[SUPPLIED DATA start]

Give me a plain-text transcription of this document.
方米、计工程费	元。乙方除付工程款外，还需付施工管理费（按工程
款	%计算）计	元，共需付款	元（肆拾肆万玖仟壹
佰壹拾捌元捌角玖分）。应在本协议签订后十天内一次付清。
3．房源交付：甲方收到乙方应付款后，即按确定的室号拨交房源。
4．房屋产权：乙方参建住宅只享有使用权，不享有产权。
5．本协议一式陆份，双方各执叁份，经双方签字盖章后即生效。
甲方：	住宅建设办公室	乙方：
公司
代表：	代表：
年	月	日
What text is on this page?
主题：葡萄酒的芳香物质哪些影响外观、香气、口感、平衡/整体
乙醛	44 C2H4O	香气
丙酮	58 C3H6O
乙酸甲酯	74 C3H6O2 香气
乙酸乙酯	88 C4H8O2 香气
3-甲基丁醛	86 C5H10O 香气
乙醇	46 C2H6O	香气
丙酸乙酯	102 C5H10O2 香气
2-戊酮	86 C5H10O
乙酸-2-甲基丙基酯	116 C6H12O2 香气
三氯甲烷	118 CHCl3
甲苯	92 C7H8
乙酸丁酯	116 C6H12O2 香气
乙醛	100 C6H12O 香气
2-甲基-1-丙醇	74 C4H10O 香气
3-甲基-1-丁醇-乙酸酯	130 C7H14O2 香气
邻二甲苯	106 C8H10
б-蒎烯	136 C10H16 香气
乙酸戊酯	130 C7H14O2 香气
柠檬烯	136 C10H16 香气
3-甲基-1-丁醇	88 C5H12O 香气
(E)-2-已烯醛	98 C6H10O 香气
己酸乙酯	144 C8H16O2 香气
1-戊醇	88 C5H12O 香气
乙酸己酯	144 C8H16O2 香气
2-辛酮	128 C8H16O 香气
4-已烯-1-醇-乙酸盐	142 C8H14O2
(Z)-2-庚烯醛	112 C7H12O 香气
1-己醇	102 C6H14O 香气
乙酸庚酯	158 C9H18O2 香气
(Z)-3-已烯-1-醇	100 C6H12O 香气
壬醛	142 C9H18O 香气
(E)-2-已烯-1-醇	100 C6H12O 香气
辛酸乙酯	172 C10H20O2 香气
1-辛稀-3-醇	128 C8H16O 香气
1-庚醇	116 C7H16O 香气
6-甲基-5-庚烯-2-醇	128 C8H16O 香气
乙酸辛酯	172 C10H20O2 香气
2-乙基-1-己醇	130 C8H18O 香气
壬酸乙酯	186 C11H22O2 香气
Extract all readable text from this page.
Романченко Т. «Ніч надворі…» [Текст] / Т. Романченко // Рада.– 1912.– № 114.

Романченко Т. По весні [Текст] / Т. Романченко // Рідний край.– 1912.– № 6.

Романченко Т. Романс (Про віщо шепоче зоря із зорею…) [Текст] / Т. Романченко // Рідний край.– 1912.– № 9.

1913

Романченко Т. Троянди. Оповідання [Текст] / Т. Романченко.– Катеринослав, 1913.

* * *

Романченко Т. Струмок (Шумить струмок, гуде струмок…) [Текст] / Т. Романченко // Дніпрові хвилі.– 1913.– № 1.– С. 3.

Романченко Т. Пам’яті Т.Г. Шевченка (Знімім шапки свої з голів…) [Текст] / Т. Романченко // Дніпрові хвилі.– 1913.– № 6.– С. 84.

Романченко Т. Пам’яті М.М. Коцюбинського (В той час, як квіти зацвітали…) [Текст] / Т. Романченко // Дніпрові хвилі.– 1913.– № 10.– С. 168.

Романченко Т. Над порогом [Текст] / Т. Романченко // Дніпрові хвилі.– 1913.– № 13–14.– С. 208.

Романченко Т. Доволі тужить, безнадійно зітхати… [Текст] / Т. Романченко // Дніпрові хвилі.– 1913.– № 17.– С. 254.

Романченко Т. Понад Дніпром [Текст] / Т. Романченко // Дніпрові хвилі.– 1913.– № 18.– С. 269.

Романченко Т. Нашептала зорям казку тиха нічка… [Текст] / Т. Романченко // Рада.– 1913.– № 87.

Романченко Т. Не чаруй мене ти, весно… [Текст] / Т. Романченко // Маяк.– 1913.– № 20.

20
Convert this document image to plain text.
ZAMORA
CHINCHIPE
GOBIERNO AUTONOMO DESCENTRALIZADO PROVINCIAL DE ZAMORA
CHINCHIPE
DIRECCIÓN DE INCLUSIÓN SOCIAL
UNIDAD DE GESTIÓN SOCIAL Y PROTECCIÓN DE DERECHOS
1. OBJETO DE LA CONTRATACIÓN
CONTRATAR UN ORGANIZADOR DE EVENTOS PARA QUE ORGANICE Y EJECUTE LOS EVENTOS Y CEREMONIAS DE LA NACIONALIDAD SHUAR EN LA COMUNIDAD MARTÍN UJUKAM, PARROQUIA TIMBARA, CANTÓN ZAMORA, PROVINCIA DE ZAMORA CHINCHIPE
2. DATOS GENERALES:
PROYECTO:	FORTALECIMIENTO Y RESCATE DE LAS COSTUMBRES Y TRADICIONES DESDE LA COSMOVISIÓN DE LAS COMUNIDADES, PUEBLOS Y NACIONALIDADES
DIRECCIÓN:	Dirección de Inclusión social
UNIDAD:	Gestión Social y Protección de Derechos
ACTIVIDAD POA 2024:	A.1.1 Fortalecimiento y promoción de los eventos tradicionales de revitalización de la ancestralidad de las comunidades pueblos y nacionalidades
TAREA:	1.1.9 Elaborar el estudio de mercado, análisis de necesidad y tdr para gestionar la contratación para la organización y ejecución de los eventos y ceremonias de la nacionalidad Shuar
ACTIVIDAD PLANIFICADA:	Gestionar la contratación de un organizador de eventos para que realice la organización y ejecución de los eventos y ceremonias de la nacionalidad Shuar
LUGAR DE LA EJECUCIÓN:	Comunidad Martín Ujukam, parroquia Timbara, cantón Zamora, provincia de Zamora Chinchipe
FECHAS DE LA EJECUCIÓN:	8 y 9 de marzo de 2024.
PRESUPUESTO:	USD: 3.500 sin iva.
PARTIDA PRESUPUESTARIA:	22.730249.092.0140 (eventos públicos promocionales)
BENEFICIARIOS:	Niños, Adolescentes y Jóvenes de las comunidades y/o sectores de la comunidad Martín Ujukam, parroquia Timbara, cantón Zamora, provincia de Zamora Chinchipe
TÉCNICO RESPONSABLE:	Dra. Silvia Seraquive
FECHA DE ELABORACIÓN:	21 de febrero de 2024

[SUPPLIED DATA end]

* [SET PROBLEM] Set all of the entries down again, exactly as they were given.

* [ANSWER TO THE TASK]
Give me a plain-text transcription of this document.
方米、计工程费	元。乙方除付工程款外，还需付施工管理费（按工程
款	%计算）计	元，共需付款	元（肆拾肆万玖仟壹
佰壹拾捌元捌角玖分）。应在本协议签订后十天内一次付清。
3．房源交付：甲方收到乙方应付款后，即按确定的室号拨交房源。
4．房屋产权：乙方参建住宅只享有使用权，不享有产权。
5．本协议一式陆份，双方各执叁份，经双方签字盖章后即生效。
甲方：	住宅建设办公室	乙方：
公司
代表：	代表：
年	月	日
What text is on this page?
主题：葡萄酒的芳香物质哪些影响外观、香气、口感、平衡/整体
乙醛	44 C2H4O	香气
丙酮	58 C3H6O
乙酸甲酯	74 C3H6O2 香气
乙酸乙酯	88 C4H8O2 香气
3-甲基丁醛	86 C5H10O 香气
乙醇	46 C2H6O	香气
丙酸乙酯	102 C5H10O2 香气
2-戊酮	86 C5H10O
乙酸-2-甲基丙基酯	116 C6H12O2 香气
三氯甲烷	118 CHCl3
甲苯	92 C7H8
乙酸丁酯	116 C6H12O2 香气
乙醛	100 C6H12O 香气
2-甲基-1-丙醇	74 C4H10O 香气
3-甲基-1-丁醇-乙酸酯	130 C7H14O2 香气
邻二甲苯	106 C8H10
б-蒎烯	136 C10H16 香气
乙酸戊酯	130 C7H14O2 香气
柠檬烯	136 C10H16 香气
3-甲基-1-丁醇	88 C5H12O 香气
(E)-2-已烯醛	98 C6H10O 香气
己酸乙酯	144 C8H16O2 香气
1-戊醇	88 C5H12O 香气
乙酸己酯	144 C8H16O2 香气
2-辛酮	128 C8H16O 香气
4-已烯-1-醇-乙酸盐	142 C8H14O2
(Z)-2-庚烯醛	112 C7H12O 香气
1-己醇	102 C6H14O 香气
乙酸庚酯	158 C9H18O2 香气
(Z)-3-已烯-1-醇	100 C6H12O 香气
壬醛	142 C9H18O 香气
(E)-2-已烯-1-醇	100 C6H12O 香气
辛酸乙酯	172 C10H20O2 香气
1-辛稀-3-醇	128 C8H16O 香气
1-庚醇	116 C7H16O 香气
6-甲基-5-庚烯-2-醇	128 C8H16O 香气
乙酸辛酯	172 C10H20O2 香气
2-乙基-1-己醇	130 C8H18O 香气
壬酸乙酯	186 C11H22O2 香气
Extract all readable text from this page.
Романченко Т. «Ніч надворі…» [Текст] / Т. Романченко // Рада.– 1912.– № 114.

Романченко Т. По весні [Текст] / Т. Романченко // Рідний край.– 1912.– № 6.

Романченко Т. Романс (Про віщо шепоче зоря із зорею…) [Текст] / Т. Романченко // Рідний край.– 1912.– № 9.

1913

Романченко Т. Троянди. Оповідання [Текст] / Т. Романченко.– Катеринослав, 1913.

* * *

Романченко Т. Струмок (Шумить струмок, гуде струмок…) [Текст] / Т. Романченко // Дніпрові хвилі.– 1913.– № 1.– С. 3.

Романченко Т. Пам’яті Т.Г. Шевченка (Знімім шапки свої з голів…) [Текст] / Т. Романченко // Дніпрові хвилі.– 1913.– № 6.– С. 84.

Романченко Т. Пам’яті М.М. Коцюбинського (В той час, як квіти зацвітали…) [Текст] / Т. Романченко // Дніпрові хвилі.– 1913.– № 10.– С. 168.

Романченко Т. Над порогом [Текст] / Т. Романченко // Дніпрові хвилі.– 1913.– № 13–14.– С. 208.

Романченко Т. Доволі тужить, безнадійно зітхати… [Текст] / Т. Романченко // Дніпрові хвилі.– 1913.– № 17.– С. 254.

Романченко Т. Понад Дніпром [Текст] / Т. Романченко // Дніпрові хвилі.– 1913.– № 18.– С. 269.

Романченко Т. Нашептала зорям казку тиха нічка… [Текст] / Т. Романченко // Рада.– 1913.– № 87.

Романченко Т. Не чаруй мене ти, весно… [Текст] / Т. Романченко // Маяк.– 1913.– № 20.

20
Convert this document image to plain text.
ZAMORA
CHINCHIPE
GOBIERNO AUTONOMO DESCENTRALIZADO PROVINCIAL DE ZAMORA
CHINCHIPE
DIRECCIÓN DE INCLUSIÓN SOCIAL
UNIDAD DE GESTIÓN SOCIAL Y PROTECCIÓN DE DERECHOS
1. OBJETO DE LA CONTRATACIÓN
CONTRATAR UN ORGANIZADOR DE EVENTOS PARA QUE ORGANICE Y EJECUTE LOS EVENTOS Y CEREMONIAS DE LA NACIONALIDAD SHUAR EN LA COMUNIDAD MARTÍN UJUKAM, PARROQUIA TIMBARA, CANTÓN ZAMORA, PROVINCIA DE ZAMORA CHINCHIPE
2. DATOS GENERALES:
PROYECTO:	FORTALECIMIENTO Y RESCATE DE LAS COSTUMBRES Y TRADICIONES DESDE LA COSMOVISIÓN DE LAS COMUNIDADES, PUEBLOS Y NACIONALIDADES
DIRECCIÓN:	Dirección de Inclusión social
UNIDAD:	Gestión Social y Protección de Derechos
ACTIVIDAD POA 2024:	A.1.1 Fortalecimiento y promoción de los eventos tradicionales de revitalización de la ancestralidad de las comunidades pueblos y nacionalidades
TAREA:	1.1.9 Elaborar el estudio de mercado, análisis de necesidad y tdr para gestionar la contratación para la organización y ejecución de los eventos y ceremonias de la nacionalidad Shuar
ACTIVIDAD PLANIFICADA:	Gestionar la contratación de un organizador de eventos para que realice la organización y ejecución de los eventos y ceremonias de la nacionalidad Shuar
LUGAR DE LA EJECUCIÓN:	Comunidad Martín Ujukam, parroquia Timbara, cantón Zamora, provincia de Zamora Chinchipe
FECHAS DE LA EJECUCIÓN:	8 y 9 de marzo de 2024.
PRESUPUESTO:	USD: 3.500 sin iva.
PARTIDA PRESUPUESTARIA:	22.730249.092.0140 (eventos públicos promocionales)
BENEFICIARIOS:	Niños, Adolescentes y Jóvenes de las comunidades y/o sectores de la comunidad Martín Ujukam, parroquia Timbara, cantón Zamora, provincia de Zamora Chinchipe
TÉCNICO RESPONSABLE:	Dra. Silvia Seraquive
FECHA DE ELABORACIÓN:	21 de febrero de 2024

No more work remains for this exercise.